EXCERPT PROVIDED:
____________________

Kinetic chlorophyll fluorescence imaging

Plants grown in climate chambers until the 7-leaf stage were used for fluorescence imaging. Chlorophyll fluorescence imaging was performed using a FluorCam PlantScreen™ phenotyping system (Photon Systems Instruments, Czech Republic). Actinic light at 150 μmol of photons·m−2·s−1 and saturating pulse intensity at 100% were applied to 16-h dark-adapted plants. The chlorophyll fluorescence levels of the wild-type and mutant plants were imaged based on the parameters F0, Fm, Fv/Fm, PSII, ETR and Rfd.

Transmission electron microscopy

Leaf samples of wild-type ZS11 and mutant BnaA01.cd from the bolting stage were prepared by transmission electron microscopy. Leaves were cut into 0.5 × 0.5 cm sections and fixed in 2.5% (w/v) glutaraldehyde in 0.1 M phosphate buffer (pH 7.4) at 4 ºC for 4 h. Samples were further fixed in 1% OsO4 using the same buffer for 12 h. Ultrathin sections of the samples and transmission electron microscopy observations were performed according to Yi et al. [32].

____________________

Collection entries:
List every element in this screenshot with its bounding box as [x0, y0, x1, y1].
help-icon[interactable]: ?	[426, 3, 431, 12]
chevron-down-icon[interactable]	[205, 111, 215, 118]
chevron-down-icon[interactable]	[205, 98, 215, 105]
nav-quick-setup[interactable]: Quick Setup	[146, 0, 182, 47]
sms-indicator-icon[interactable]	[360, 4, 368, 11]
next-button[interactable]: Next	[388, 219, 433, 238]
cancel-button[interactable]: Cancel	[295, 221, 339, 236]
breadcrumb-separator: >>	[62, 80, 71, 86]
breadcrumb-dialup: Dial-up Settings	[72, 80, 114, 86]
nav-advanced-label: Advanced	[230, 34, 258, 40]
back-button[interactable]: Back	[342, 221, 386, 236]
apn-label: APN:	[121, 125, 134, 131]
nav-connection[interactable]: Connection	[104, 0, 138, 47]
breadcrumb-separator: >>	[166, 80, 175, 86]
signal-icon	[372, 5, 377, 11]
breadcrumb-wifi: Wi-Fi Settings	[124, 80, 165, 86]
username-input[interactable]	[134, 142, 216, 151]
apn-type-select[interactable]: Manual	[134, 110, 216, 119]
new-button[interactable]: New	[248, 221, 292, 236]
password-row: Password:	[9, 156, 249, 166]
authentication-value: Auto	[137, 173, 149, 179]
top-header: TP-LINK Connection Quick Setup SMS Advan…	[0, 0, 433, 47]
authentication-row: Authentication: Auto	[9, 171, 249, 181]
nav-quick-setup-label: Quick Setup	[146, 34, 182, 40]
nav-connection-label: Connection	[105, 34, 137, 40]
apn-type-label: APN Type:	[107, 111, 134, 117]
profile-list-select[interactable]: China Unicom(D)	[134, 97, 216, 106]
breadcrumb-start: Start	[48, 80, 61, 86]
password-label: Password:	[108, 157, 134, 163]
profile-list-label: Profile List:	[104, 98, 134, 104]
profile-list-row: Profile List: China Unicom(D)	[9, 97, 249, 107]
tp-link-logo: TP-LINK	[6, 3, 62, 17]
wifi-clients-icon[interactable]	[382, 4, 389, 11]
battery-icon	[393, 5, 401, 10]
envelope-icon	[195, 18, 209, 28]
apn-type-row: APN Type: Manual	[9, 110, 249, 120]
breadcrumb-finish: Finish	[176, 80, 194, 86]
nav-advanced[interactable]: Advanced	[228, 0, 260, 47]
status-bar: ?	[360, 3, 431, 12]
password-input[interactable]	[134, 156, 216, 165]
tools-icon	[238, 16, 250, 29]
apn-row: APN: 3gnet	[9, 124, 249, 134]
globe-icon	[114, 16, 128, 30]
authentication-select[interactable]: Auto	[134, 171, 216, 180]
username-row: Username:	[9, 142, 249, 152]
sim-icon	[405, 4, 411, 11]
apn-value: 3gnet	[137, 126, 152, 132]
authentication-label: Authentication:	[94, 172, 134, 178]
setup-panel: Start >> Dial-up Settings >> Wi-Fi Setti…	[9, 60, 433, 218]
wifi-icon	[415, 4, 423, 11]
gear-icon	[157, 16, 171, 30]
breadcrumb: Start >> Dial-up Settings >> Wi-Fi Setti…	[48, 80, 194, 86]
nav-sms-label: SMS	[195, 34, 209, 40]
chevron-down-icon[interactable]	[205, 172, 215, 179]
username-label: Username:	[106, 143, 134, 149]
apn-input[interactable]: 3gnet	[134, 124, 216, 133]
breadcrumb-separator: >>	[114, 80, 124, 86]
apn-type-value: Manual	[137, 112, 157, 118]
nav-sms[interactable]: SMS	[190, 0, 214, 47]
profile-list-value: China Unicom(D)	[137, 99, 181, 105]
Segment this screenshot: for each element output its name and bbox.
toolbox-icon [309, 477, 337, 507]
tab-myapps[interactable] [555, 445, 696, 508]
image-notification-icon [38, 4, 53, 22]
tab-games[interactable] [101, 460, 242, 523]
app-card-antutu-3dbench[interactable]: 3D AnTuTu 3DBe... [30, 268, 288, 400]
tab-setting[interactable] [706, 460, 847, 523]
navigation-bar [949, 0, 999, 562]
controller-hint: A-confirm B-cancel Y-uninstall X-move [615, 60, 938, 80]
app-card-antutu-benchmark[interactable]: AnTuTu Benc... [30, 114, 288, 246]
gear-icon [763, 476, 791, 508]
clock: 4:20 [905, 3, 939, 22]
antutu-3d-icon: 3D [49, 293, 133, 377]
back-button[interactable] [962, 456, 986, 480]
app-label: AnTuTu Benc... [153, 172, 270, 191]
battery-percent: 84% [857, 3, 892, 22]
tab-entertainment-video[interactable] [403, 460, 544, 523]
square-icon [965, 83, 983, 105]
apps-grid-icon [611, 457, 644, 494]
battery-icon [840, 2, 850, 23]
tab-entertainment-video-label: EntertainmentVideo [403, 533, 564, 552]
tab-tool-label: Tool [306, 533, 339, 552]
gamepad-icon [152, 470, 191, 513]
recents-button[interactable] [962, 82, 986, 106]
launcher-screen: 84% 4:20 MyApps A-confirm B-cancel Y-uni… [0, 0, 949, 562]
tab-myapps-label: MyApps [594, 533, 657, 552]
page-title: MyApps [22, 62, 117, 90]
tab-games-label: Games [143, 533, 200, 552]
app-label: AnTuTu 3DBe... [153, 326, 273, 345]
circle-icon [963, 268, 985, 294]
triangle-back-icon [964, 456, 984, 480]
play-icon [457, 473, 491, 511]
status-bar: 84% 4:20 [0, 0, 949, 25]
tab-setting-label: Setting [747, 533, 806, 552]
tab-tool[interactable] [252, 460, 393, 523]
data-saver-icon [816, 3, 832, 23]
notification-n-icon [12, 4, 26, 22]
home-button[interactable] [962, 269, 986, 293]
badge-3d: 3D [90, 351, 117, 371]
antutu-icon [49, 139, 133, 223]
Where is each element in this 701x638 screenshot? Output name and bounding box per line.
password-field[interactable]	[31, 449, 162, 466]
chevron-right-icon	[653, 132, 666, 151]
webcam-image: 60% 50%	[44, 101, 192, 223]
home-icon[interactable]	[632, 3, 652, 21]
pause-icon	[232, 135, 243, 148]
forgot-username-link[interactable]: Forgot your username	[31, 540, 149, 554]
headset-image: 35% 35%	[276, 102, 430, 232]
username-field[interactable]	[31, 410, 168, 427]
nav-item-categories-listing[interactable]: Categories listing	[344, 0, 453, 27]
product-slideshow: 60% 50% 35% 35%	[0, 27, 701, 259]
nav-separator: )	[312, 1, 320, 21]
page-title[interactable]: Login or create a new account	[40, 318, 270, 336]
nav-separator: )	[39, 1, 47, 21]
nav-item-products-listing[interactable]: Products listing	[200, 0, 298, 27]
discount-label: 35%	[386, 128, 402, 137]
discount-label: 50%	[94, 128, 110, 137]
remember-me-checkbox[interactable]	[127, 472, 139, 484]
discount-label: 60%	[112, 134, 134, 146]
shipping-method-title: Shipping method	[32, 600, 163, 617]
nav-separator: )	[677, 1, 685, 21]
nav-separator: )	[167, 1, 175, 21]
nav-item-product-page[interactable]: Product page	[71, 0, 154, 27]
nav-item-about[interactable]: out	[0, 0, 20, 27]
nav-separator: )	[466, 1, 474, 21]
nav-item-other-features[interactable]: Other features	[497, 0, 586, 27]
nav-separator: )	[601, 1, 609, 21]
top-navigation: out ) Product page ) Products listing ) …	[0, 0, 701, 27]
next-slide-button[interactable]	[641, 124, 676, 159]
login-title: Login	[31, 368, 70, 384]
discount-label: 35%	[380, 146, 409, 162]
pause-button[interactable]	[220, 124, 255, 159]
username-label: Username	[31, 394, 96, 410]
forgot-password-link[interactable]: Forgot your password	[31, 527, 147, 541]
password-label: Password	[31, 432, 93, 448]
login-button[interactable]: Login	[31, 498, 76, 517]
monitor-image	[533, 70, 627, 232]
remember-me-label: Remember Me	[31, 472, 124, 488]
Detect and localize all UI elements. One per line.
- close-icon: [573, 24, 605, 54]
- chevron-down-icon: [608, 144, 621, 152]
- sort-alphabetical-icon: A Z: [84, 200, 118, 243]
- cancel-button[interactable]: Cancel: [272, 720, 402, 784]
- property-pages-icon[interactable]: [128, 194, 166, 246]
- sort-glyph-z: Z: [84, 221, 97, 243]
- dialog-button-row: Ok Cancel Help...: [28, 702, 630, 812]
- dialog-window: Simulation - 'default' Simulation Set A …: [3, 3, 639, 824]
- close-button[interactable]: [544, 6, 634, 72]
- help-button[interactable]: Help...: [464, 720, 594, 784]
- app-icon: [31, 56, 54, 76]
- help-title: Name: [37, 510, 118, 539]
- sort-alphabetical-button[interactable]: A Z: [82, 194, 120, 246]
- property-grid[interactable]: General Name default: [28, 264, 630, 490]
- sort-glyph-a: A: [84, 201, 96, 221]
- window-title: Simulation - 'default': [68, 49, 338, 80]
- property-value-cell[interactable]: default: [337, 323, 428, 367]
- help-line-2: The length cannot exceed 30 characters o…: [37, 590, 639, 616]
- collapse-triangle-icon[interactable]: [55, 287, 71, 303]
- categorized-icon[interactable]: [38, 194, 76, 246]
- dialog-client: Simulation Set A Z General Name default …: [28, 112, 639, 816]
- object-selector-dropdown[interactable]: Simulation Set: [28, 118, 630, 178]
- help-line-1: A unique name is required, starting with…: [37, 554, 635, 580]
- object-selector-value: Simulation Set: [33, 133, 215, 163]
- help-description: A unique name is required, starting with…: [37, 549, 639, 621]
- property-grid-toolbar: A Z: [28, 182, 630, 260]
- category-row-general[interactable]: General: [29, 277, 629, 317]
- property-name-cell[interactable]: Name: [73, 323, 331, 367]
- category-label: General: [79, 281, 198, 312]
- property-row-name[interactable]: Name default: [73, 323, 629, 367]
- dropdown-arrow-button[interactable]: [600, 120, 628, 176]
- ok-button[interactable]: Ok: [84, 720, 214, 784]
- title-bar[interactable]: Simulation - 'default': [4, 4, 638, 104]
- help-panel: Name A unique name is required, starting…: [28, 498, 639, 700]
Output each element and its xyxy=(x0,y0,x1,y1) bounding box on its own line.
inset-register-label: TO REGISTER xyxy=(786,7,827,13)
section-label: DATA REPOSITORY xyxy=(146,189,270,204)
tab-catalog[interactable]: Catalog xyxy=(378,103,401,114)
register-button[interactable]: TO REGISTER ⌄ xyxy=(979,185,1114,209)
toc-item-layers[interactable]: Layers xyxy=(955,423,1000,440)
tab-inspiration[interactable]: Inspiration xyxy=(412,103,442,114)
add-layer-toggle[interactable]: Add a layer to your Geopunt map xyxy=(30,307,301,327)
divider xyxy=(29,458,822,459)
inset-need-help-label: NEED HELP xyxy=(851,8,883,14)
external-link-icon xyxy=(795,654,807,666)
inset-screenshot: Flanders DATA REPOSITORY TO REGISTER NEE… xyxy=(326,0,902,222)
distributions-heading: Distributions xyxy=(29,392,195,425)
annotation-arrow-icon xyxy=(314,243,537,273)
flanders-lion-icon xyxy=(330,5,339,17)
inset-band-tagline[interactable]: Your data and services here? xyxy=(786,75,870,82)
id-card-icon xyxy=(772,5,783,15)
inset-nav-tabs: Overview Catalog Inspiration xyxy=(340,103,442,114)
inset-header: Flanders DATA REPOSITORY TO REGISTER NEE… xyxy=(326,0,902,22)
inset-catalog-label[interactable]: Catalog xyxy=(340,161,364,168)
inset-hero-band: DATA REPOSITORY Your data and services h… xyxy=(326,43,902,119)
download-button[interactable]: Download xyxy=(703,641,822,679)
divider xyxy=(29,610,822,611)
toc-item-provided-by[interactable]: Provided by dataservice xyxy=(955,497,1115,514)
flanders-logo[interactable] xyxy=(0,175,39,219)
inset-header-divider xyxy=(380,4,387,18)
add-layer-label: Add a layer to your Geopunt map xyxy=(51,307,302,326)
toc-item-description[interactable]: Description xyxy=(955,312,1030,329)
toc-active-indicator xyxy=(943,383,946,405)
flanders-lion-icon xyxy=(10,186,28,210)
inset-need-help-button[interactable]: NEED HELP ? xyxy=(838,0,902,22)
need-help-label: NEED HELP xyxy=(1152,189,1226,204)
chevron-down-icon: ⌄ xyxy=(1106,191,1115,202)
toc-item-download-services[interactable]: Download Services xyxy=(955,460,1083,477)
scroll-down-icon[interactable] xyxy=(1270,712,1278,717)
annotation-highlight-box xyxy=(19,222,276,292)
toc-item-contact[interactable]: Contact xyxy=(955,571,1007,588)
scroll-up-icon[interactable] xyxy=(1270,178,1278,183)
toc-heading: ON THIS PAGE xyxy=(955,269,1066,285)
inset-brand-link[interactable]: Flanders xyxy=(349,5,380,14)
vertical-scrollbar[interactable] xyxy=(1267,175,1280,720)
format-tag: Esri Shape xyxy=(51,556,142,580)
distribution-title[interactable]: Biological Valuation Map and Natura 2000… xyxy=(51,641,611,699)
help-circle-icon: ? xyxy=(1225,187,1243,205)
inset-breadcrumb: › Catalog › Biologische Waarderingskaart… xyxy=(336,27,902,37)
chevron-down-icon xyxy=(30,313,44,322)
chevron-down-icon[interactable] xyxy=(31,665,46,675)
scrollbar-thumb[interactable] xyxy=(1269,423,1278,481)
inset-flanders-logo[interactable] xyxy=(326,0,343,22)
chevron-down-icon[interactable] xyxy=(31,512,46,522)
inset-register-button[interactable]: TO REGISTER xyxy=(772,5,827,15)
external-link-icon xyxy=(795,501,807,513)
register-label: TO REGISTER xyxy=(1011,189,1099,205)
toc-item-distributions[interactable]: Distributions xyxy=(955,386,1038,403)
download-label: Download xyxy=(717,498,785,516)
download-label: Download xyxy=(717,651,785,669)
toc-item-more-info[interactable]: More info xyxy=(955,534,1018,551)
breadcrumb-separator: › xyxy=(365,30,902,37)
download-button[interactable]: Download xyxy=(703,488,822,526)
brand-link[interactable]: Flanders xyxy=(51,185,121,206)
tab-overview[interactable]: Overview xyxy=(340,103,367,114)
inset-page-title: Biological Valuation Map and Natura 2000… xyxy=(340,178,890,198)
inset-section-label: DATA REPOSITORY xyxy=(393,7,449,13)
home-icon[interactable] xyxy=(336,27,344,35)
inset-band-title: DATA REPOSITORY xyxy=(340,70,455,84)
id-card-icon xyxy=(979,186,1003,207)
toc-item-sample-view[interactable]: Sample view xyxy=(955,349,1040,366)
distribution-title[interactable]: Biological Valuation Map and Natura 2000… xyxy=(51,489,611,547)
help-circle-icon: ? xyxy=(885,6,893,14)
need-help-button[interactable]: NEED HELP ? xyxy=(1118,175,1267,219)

____________________

Reproduce the passage of the methods excerpt between "Leaf samples of" and "et al. [32].", inclusive.

Leaf samples of wild-type ZS11 and mutant BnaA01.cd from the bolting stage were prepared by transmission electron microscopy. Leaves were cut into 0.5 × 0.5 cm sections and fixed in 2.5% (w/v) glutaraldehyde in 0.1 M phosphate buffer (pH 7.4) at 4 ºC for 4 h. Samples were further fixed in 1% OsO4 using the same buffer for 12 h. Ultrathin sections of the samples and transmission electron microscopy observations were performed according to Yi et al. [32].